[Data entries]
────────────────

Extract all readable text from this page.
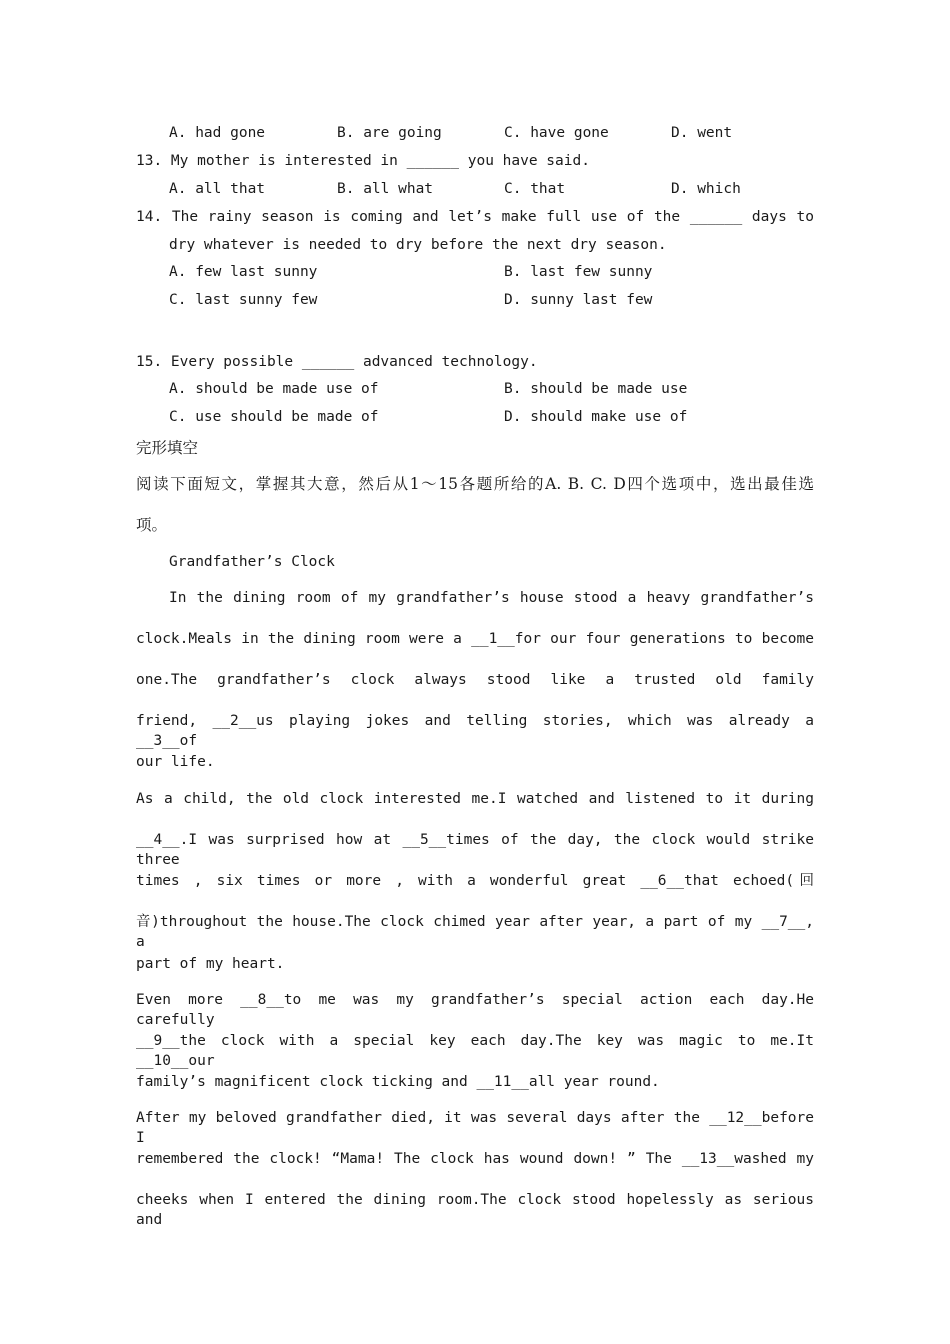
A. had gone	B. are going	C. have gone	D. went
13. My mother is interested in ______ you have said.
A. all that	B. all what	C. that	D. which
14. The rainy season is coming and let’s make full use of the ______ days to
dry whatever is needed to dry before the next dry season.
A. few last sunny	B. last few sunny
C. last sunny few	D. sunny last few
15. Every possible ______ advanced technology.
A. should be made use of	B. should be made use
C. use should be made of	D. should make use of
完形填空
阅读下面短文，掌握其大意，然后从1～15各题所给的A. B. C. D四个选项中，选出最佳选
项。
Grandfather’s Clock
In the dining room of my grandfather’s house stood a heavy grandfather’s
clock.Meals in the dining room were a __1__for our four generations to become
one.The grandfather’s clock always stood like a trusted old family
friend, __2__us playing jokes and telling stories, which was already a __3__of
our life.
As a child, the old clock interested me.I watched and listened to it during
__4__.I was surprised how at __5__times of the day, the clock would strike three
times , six times or more , with a wonderful great __6__that echoed(回
音)throughout the house.The clock chimed year after year, a part of my __7__, a
part of my heart.
Even more __8__to me was my grandfather’s special action each day.He carefully
__9__the clock with a special key each day.The key was magic to me.It __10__our
family’s magnificent clock ticking and __11__all year round.
After my beloved grandfather died, it was several days after the __12__before I
remembered the clock! “Mama! The clock has wound down! ” The __13__washed my
cheeks when I entered the dining room.The clock stood hopelessly as serious and
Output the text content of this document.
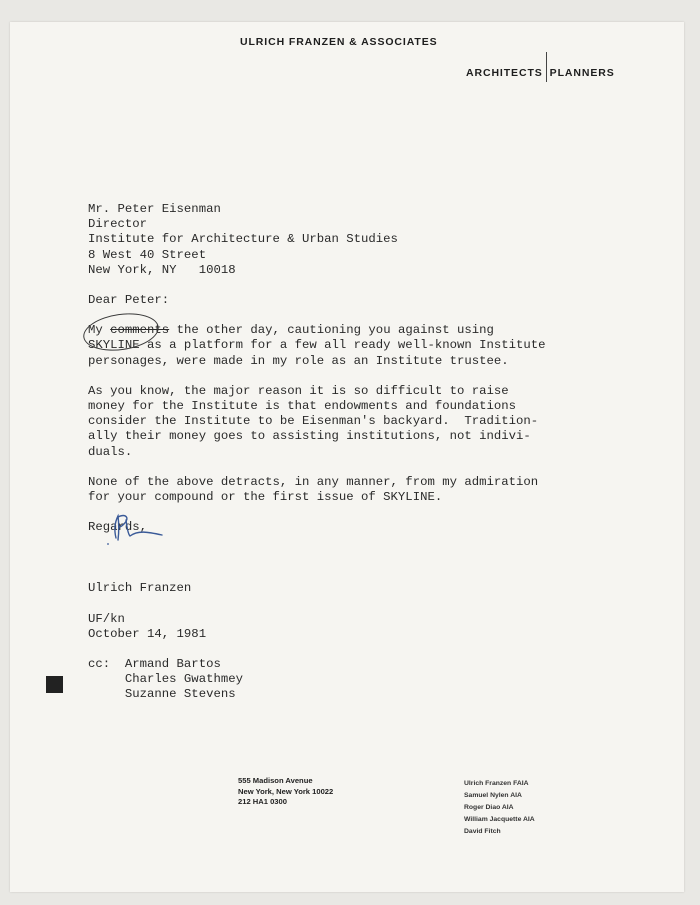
ULRICH FRANZEN & ASSOCIATES
ARCHITECTS PLANNERS
Mr. Peter Eisenman
Director
Institute for Architecture & Urban Studies
8 West 40 Street
New York, NY   10018
Dear Peter:
My comments the other day, cautioning you against using
SKYLINE as a platform for a few all ready well-known Institute
personages, were made in my role as an Institute trustee.
As you know, the major reason it is so difficult to raise
money for the Institute is that endowments and foundations
consider the Institute to be Eisenman's backyard.  Tradition-
ally their money goes to assisting institutions, not indivi-
duals.
None of the above detracts, in any manner, from my admiration
for your compound or the first issue of SKYLINE.
Regards,
Ulrich Franzen
UF/kn
October 14, 1981
cc:  Armand Bartos
Charles Gwathmey
Suzanne Stevens
555 Madison Avenue
New York, New York 10022
212 HA1 0300
Ulrich Franzen FAIA
Samuel Nylen AIA
Roger Diao AIA
William Jacquette AIA
David Fitch
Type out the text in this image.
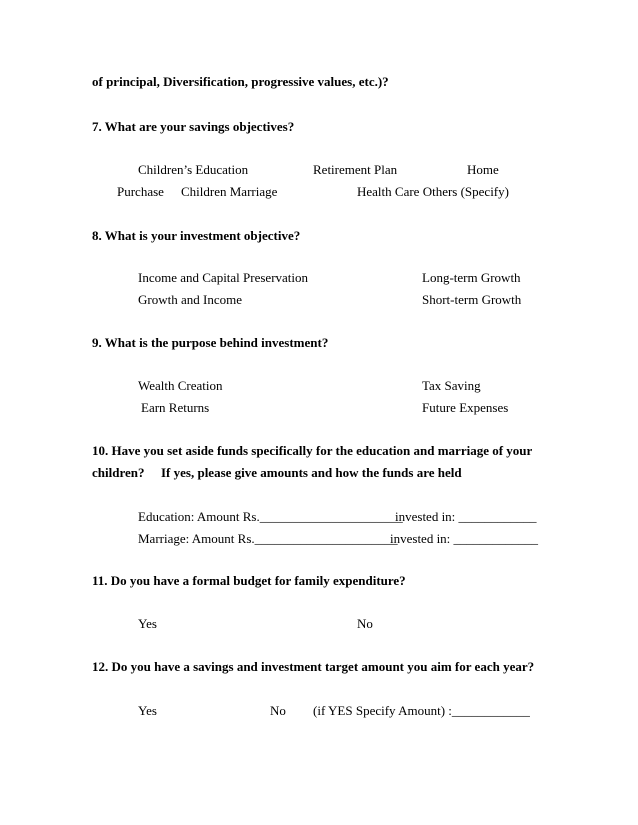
of principal, Diversification, progressive values, etc.)?
7. What are your savings objectives?
Children’s Education	Retirement Plan	Home
Purchase Children Marriage	Health Care Others (Specify)
8. What is your investment objective?
Income and Capital Preservation	Long-term Growth
Growth and Income	Short-term Growth
9. What is the purpose behind investment?
Wealth Creation	Tax Saving
Earn Returns	Future Expenses
10. Have you set aside funds specifically for the education and marriage of your
children? If yes, please give amounts and how the funds are held
Education: Amount Rs.______________________
invested in: ____________
Marriage: Amount Rs.______________________
invested in: _____________
11. Do you have a formal budget for family expenditure?
Yes	No
12. Do you have a savings and investment target amount you aim for each year?
Yes	No (if YES Specify Amount) :____________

────────────────

TASK PROMPT: Transcribe every entry word for word, but skip the pictures.

WRITTEN ANSWER:
Extract all readable text from this page.
A. had gone	B. are going	C. have gone	D. went
13. My mother is interested in ______ you have said.
A. all that	B. all what	C. that	D. which
14. The rainy season is coming and let’s make full use of the ______ days to
dry whatever is needed to dry before the next dry season.
A. few last sunny	B. last few sunny
C. last sunny few	D. sunny last few
15. Every possible ______ advanced technology.
A. should be made use of	B. should be made use
C. use should be made of	D. should make use of
完形填空
阅读下面短文，掌握其大意，然后从1～15各题所给的A. B. C. D四个选项中，选出最佳选
项。
Grandfather’s Clock
In the dining room of my grandfather’s house stood a heavy grandfather’s
clock.Meals in the dining room were a __1__for our four generations to become
one.The grandfather’s clock always stood like a trusted old family
friend, __2__us playing jokes and telling stories, which was already a __3__of
our life.
As a child, the old clock interested me.I watched and listened to it during
__4__.I was surprised how at __5__times of the day, the clock would strike three
times , six times or more , with a wonderful great __6__that echoed(回
音)throughout the house.The clock chimed year after year, a part of my __7__, a
part of my heart.
Even more __8__to me was my grandfather’s special action each day.He carefully
__9__the clock with a special key each day.The key was magic to me.It __10__our
family’s magnificent clock ticking and __11__all year round.
After my beloved grandfather died, it was several days after the __12__before I
remembered the clock! “Mama! The clock has wound down! ” The __13__washed my
cheeks when I entered the dining room.The clock stood hopelessly as serious and
Output the text content of this document.
ULRICH FRANZEN & ASSOCIATES
ARCHITECTS PLANNERS
Mr. Peter Eisenman
Director
Institute for Architecture & Urban Studies
8 West 40 Street
New York, NY   10018
Dear Peter:
My comments the other day, cautioning you against using
SKYLINE as a platform for a few all ready well-known Institute
personages, were made in my role as an Institute trustee.
As you know, the major reason it is so difficult to raise
money for the Institute is that endowments and foundations
consider the Institute to be Eisenman's backyard.  Tradition-
ally their money goes to assisting institutions, not indivi-
duals.
None of the above detracts, in any manner, from my admiration
for your compound or the first issue of SKYLINE.
Regards,
Ulrich Franzen
UF/kn
October 14, 1981
cc:  Armand Bartos
Charles Gwathmey
Suzanne Stevens
555 Madison Avenue
New York, New York 10022
212 HA1 0300
Ulrich Franzen FAIA
Samuel Nylen AIA
Roger Diao AIA
William Jacquette AIA
David Fitch
Type out the text in this image.
of principal, Diversification, progressive values, etc.)?
7. What are your savings objectives?
Children’s Education	Retirement Plan	Home
Purchase Children Marriage	Health Care Others (Specify)
8. What is your investment objective?
Income and Capital Preservation	Long-term Growth
Growth and Income	Short-term Growth
9. What is the purpose behind investment?
Wealth Creation	Tax Saving
Earn Returns	Future Expenses
10. Have you set aside funds specifically for the education and marriage of your
children? If yes, please give amounts and how the funds are held
Education: Amount Rs.______________________
invested in: ____________
Marriage: Amount Rs.______________________
invested in: _____________
11. Do you have a formal budget for family expenditure?
Yes	No
12. Do you have a savings and investment target amount you aim for each year?
Yes	No (if YES Specify Amount) :____________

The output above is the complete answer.